EXERCISE DIRECTIONS: Find the lines containing "renaming" and say how many there are, with no other words.

DATA EXTRACT:
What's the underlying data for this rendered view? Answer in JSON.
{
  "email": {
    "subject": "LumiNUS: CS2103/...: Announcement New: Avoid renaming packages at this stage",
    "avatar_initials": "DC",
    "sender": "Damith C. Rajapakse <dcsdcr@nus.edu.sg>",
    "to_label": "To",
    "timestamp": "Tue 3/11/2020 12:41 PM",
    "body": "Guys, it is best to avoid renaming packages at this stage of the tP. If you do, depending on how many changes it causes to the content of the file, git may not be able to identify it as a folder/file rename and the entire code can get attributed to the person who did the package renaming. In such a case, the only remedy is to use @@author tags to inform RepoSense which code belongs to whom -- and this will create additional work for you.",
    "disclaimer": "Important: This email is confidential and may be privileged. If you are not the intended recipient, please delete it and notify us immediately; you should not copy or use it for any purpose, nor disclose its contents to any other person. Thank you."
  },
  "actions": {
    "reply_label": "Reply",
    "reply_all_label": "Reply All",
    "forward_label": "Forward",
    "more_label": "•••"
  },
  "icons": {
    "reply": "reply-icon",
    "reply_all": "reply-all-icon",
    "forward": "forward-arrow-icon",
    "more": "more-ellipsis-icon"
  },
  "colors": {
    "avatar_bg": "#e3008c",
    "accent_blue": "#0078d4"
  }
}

EXERCISE RESULT: 2